— start —

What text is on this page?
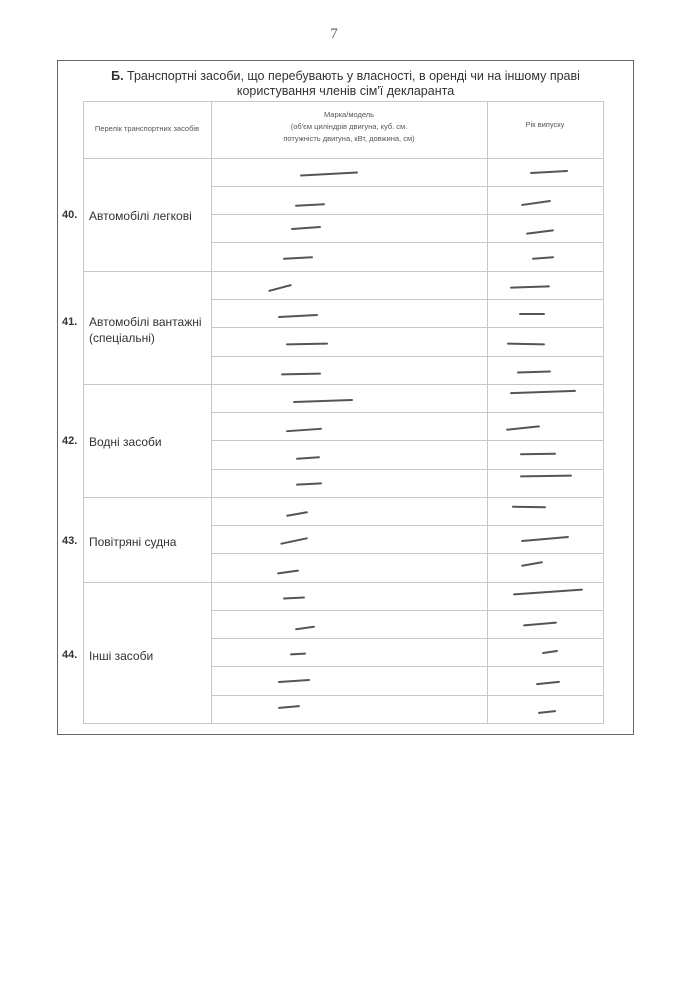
7
Б. Транспортні засоби, що перебувають у власності, в оренді чи на іншому праві
користування членів сім'ї декларанта
Перелік транспортних засобів
Марка/модель
(об'єм циліндрів двигуна, куб. см.
потужність двигуна, кВт, довжина, см)
Рік випуску
40. Автомобілі легкові
41. Автомобілі вантажні
(спеціальні)
42. Водні засоби
43. Повітряні судна
44. Інші засоби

— end —

Transcribe the full listing character for character. Pictures are excluded.

What text is on this page?
7
Б. Транспортні засоби, що перебувають у власності, в оренді чи на іншому праві
користування членів сім'ї декларанта
Перелік транспортних засобів
Марка/модель
(об'єм циліндрів двигуна, куб. см.
потужність двигуна, кВт, довжина, см)
Рік випуску
40. Автомобілі легкові
41. Автомобілі вантажні
(спеціальні)
42. Водні засоби
43. Повітряні судна
44. Інші засоби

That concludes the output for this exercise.